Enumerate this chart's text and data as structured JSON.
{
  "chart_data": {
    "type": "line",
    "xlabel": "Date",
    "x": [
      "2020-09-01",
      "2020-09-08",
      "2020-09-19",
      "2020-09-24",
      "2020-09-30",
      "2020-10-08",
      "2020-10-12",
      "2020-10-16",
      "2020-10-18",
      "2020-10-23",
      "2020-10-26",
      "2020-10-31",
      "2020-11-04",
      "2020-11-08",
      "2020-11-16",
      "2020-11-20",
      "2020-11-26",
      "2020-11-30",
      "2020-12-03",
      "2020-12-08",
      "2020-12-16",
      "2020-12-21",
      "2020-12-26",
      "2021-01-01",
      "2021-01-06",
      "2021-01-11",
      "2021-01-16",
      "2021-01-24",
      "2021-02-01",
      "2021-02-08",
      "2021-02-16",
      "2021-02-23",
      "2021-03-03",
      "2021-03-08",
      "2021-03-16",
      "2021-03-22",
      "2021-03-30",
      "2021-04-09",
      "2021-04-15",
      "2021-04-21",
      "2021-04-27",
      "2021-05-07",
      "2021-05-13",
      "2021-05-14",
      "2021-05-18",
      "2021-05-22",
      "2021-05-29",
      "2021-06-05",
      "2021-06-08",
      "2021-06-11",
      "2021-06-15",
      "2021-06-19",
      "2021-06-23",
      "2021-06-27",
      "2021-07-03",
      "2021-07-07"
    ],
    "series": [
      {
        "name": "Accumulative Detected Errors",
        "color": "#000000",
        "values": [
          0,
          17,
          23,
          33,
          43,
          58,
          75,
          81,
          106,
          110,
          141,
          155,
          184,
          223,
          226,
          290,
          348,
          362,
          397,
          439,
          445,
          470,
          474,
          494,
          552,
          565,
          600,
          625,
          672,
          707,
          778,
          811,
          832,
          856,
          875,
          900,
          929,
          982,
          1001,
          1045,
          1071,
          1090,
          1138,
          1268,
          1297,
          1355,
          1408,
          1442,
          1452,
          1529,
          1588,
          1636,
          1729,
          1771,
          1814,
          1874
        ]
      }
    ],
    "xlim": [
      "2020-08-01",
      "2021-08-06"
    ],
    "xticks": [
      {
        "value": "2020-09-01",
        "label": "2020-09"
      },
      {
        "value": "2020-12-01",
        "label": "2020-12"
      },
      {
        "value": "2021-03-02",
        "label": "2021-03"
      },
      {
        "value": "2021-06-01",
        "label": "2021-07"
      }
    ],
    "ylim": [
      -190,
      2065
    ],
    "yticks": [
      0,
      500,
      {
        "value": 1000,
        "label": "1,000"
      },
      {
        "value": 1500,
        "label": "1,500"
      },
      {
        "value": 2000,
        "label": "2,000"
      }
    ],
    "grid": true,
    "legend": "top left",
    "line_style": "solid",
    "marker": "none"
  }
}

————

GIVEN INSTRUCTION = Repeat the lines above exactly.

RESULT FOR THIS TASK =
Enumerate this chart's text and data as structured JSON.
{
  "chart_data": {
    "type": "line",
    "xlabel": "Date",
    "x": [
      "2020-09-01",
      "2020-09-08",
      "2020-09-19",
      "2020-09-24",
      "2020-09-30",
      "2020-10-08",
      "2020-10-12",
      "2020-10-16",
      "2020-10-18",
      "2020-10-23",
      "2020-10-26",
      "2020-10-31",
      "2020-11-04",
      "2020-11-08",
      "2020-11-16",
      "2020-11-20",
      "2020-11-26",
      "2020-11-30",
      "2020-12-03",
      "2020-12-08",
      "2020-12-16",
      "2020-12-21",
      "2020-12-26",
      "2021-01-01",
      "2021-01-06",
      "2021-01-11",
      "2021-01-16",
      "2021-01-24",
      "2021-02-01",
      "2021-02-08",
      "2021-02-16",
      "2021-02-23",
      "2021-03-03",
      "2021-03-08",
      "2021-03-16",
      "2021-03-22",
      "2021-03-30",
      "2021-04-09",
      "2021-04-15",
      "2021-04-21",
      "2021-04-27",
      "2021-05-07",
      "2021-05-13",
      "2021-05-14",
      "2021-05-18",
      "2021-05-22",
      "2021-05-29",
      "2021-06-05",
      "2021-06-08",
      "2021-06-11",
      "2021-06-15",
      "2021-06-19",
      "2021-06-23",
      "2021-06-27",
      "2021-07-03",
      "2021-07-07"
    ],
    "series": [
      {
        "name": "Accumulative Detected Errors",
        "color": "#000000",
        "values": [
          0,
          17,
          23,
          33,
          43,
          58,
          75,
          81,
          106,
          110,
          141,
          155,
          184,
          223,
          226,
          290,
          348,
          362,
          397,
          439,
          445,
          470,
          474,
          494,
          552,
          565,
          600,
          625,
          672,
          707,
          778,
          811,
          832,
          856,
          875,
          900,
          929,
          982,
          1001,
          1045,
          1071,
          1090,
          1138,
          1268,
          1297,
          1355,
          1408,
          1442,
          1452,
          1529,
          1588,
          1636,
          1729,
          1771,
          1814,
          1874
        ]
      }
    ],
    "xlim": [
      "2020-08-01",
      "2021-08-06"
    ],
    "xticks": [
      {
        "value": "2020-09-01",
        "label": "2020-09"
      },
      {
        "value": "2020-12-01",
        "label": "2020-12"
      },
      {
        "value": "2021-03-02",
        "label": "2021-03"
      },
      {
        "value": "2021-06-01",
        "label": "2021-07"
      }
    ],
    "ylim": [
      -190,
      2065
    ],
    "yticks": [
      0,
      500,
      {
        "value": 1000,
        "label": "1,000"
      },
      {
        "value": 1500,
        "label": "1,500"
      },
      {
        "value": 2000,
        "label": "2,000"
      }
    ],
    "grid": true,
    "legend": "top left",
    "line_style": "solid",
    "marker": "none"
  }
}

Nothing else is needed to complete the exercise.